------ Entries provided ------

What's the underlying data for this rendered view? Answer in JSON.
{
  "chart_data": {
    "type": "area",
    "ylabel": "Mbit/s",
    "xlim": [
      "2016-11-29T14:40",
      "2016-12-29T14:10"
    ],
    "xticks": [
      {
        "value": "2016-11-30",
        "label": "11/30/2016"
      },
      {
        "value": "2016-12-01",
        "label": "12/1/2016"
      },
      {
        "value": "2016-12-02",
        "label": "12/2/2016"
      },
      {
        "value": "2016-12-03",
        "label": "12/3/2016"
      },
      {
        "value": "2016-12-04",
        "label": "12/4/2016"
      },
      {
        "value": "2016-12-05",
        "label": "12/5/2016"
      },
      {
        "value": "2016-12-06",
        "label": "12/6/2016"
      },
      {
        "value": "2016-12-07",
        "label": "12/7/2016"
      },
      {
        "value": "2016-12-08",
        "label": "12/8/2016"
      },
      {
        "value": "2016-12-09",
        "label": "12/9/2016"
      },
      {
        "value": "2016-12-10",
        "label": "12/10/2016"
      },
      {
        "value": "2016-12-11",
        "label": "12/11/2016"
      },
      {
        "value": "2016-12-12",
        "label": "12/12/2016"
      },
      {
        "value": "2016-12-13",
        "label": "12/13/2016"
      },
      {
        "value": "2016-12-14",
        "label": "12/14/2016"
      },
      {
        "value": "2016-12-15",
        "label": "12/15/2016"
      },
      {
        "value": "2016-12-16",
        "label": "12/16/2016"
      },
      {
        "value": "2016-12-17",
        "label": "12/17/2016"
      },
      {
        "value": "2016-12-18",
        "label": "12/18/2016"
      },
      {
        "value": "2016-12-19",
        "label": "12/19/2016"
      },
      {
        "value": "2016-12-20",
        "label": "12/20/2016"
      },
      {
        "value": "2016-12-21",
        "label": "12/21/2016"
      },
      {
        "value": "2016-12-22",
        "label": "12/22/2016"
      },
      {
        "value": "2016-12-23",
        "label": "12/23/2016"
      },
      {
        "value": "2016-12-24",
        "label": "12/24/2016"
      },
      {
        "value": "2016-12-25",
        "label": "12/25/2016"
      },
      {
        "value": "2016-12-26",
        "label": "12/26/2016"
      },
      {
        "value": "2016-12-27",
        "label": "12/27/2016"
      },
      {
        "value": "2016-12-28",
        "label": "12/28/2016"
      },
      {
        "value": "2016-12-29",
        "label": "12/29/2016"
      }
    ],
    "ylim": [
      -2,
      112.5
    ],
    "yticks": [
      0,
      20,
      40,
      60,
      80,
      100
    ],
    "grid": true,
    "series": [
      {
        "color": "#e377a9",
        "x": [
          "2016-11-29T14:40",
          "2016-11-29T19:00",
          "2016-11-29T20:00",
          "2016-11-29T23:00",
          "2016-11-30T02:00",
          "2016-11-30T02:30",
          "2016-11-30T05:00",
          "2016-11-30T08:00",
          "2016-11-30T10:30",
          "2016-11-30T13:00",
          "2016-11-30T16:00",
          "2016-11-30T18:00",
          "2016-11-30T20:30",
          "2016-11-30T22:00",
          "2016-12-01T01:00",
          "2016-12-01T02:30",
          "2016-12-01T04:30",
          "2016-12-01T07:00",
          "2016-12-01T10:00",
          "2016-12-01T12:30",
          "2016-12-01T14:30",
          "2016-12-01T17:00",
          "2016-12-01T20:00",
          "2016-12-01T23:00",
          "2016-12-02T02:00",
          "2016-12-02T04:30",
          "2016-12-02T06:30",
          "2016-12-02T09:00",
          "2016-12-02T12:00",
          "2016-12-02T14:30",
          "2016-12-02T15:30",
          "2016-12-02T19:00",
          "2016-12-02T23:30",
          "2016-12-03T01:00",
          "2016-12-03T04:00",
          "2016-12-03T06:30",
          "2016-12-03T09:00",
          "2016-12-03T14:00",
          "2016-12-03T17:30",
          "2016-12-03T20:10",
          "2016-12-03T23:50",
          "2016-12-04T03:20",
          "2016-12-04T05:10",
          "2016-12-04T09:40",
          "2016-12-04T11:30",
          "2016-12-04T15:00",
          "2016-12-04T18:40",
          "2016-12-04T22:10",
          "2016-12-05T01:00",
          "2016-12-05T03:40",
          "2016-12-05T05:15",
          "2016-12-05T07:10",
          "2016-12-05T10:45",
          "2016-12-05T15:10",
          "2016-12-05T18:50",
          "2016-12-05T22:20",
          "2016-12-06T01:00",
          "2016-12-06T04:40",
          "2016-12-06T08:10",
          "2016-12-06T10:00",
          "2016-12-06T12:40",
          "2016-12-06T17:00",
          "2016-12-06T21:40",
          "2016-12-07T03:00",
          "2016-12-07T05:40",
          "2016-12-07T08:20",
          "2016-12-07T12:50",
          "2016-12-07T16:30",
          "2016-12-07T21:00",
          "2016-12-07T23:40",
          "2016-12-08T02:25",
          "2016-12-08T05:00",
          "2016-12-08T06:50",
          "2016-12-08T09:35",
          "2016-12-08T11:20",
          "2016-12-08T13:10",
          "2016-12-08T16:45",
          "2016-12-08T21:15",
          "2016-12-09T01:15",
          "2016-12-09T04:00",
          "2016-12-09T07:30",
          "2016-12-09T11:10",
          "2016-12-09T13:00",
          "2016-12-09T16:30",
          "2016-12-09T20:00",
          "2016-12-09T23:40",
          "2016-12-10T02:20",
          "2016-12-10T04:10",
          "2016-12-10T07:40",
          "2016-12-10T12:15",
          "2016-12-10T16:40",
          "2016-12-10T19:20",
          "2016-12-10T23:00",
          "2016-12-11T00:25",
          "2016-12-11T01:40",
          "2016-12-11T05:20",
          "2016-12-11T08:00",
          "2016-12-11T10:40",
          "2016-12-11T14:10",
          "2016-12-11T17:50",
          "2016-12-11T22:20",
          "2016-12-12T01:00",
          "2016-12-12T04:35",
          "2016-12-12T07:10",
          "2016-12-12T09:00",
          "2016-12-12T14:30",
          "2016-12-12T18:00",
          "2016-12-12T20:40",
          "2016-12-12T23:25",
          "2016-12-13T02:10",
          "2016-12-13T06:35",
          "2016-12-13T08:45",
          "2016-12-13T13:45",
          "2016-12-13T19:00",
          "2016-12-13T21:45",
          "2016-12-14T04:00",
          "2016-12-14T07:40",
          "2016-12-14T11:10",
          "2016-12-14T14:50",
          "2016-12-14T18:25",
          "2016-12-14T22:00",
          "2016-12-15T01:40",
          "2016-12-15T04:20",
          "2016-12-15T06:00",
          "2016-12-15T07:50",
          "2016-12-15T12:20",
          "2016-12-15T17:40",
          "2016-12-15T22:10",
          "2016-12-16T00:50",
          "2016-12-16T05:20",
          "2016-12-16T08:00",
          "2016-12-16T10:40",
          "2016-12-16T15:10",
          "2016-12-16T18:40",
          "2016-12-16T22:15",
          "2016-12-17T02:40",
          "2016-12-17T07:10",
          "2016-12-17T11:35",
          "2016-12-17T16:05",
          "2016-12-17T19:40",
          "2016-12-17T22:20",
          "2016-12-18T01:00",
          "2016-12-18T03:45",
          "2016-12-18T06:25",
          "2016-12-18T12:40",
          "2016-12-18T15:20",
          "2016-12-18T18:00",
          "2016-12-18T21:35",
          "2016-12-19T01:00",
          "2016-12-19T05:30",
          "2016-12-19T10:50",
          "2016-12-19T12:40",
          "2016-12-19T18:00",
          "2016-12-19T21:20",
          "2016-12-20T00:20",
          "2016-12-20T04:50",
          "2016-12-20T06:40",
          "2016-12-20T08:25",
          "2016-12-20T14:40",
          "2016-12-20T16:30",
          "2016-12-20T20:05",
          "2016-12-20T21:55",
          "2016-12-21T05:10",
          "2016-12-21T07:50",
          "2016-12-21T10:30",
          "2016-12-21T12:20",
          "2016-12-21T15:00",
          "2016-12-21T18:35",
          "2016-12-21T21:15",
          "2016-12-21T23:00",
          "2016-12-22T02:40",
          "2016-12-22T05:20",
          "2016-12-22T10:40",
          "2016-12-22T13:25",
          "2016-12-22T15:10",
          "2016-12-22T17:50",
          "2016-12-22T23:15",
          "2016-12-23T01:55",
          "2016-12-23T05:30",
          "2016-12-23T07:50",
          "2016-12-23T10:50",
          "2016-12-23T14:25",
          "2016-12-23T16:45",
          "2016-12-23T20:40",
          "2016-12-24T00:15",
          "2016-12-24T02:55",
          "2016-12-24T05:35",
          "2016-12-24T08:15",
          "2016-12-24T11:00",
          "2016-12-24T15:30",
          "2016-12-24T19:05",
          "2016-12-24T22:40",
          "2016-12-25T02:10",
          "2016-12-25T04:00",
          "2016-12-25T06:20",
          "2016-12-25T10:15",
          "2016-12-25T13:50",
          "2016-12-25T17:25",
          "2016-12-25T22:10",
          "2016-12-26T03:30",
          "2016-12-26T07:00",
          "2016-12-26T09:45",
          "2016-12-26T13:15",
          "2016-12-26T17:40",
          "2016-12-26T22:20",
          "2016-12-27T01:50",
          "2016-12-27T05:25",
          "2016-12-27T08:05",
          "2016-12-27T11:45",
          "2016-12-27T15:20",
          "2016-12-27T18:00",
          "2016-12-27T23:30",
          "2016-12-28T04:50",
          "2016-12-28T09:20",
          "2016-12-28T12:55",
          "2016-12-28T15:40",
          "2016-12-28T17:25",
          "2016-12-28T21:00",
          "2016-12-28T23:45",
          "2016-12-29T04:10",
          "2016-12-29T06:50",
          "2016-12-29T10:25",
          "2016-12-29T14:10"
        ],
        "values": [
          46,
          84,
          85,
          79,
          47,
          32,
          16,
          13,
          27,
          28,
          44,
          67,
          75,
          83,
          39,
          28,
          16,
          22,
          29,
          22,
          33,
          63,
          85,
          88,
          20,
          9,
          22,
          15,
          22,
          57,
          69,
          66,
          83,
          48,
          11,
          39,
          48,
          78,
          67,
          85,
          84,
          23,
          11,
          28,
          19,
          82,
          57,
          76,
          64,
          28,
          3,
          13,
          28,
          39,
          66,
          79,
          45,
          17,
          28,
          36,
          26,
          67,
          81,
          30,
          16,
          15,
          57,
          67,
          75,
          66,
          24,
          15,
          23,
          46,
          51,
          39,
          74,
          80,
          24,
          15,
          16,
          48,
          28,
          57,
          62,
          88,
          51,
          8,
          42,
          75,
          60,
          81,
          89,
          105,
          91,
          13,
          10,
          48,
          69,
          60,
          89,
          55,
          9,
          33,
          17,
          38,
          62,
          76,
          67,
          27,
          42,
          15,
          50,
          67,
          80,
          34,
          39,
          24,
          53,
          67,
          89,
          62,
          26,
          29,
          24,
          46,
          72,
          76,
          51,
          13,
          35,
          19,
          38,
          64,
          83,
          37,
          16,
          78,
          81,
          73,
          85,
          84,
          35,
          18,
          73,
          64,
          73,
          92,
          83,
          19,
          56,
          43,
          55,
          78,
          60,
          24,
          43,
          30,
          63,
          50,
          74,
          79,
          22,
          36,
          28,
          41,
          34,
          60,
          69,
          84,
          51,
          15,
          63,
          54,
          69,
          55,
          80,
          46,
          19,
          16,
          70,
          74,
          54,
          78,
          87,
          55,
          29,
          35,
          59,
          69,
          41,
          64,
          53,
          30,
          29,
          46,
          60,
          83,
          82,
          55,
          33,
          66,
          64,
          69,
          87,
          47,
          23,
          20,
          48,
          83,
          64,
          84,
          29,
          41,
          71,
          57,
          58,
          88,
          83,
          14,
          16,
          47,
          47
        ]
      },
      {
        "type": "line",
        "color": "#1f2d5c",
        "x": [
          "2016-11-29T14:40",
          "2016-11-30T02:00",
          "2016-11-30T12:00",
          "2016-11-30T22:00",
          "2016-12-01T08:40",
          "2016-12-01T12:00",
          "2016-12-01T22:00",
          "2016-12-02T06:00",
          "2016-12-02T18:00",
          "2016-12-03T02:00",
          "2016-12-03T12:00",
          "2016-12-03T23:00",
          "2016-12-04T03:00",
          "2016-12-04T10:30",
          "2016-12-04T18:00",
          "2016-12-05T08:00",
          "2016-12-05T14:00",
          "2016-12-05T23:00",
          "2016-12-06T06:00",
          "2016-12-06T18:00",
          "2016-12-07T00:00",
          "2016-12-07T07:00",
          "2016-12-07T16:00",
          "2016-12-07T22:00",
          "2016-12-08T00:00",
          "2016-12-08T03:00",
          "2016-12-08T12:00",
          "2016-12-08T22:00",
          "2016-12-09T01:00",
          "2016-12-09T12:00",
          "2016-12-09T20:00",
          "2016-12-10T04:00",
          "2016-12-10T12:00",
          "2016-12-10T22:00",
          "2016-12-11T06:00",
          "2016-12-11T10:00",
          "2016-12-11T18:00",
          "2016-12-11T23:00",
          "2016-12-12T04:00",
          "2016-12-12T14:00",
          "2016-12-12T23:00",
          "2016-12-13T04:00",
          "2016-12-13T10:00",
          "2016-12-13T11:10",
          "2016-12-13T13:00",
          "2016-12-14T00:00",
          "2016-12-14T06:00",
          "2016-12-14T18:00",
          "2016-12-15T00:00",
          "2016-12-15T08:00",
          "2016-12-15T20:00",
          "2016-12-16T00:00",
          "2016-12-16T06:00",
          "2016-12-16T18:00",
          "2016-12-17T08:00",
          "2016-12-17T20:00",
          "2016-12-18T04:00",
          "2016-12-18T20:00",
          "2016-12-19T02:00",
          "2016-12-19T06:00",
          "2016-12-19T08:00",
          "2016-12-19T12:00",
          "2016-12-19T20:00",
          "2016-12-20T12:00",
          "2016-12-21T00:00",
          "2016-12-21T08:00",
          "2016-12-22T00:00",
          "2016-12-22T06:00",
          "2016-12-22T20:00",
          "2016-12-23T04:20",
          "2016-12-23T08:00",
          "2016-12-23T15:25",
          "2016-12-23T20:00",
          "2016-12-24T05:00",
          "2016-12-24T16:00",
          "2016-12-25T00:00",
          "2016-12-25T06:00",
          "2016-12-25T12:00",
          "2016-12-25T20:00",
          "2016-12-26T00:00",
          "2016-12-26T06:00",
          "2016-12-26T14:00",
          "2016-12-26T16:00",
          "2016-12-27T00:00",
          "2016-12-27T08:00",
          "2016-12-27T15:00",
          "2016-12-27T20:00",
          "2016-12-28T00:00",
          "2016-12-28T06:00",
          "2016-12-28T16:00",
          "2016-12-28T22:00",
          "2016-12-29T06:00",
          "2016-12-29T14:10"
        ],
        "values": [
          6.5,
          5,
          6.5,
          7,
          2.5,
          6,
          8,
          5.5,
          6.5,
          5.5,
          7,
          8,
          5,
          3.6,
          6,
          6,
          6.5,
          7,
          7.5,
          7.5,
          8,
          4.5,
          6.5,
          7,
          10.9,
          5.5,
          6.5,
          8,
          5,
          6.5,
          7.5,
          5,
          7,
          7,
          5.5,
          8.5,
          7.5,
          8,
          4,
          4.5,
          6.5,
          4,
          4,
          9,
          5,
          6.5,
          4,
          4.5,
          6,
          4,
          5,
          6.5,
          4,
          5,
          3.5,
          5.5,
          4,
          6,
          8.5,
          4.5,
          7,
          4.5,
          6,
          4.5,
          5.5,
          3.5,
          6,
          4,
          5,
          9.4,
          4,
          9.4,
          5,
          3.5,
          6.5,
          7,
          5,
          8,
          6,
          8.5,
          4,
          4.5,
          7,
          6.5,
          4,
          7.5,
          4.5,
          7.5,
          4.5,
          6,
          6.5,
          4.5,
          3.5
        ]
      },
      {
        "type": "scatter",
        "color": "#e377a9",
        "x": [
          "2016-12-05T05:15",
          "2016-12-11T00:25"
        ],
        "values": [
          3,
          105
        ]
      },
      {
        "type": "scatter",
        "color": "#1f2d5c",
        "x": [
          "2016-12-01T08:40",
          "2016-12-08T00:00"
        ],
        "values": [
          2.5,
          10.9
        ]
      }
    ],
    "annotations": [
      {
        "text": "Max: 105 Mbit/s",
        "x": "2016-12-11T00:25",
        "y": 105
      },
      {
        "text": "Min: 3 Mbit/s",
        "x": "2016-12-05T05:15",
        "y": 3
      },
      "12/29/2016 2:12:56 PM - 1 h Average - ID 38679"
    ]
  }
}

------

*Required work:* Work out the count of lines containing the word "Mbit", then write only that count.

*Correct answer:* 3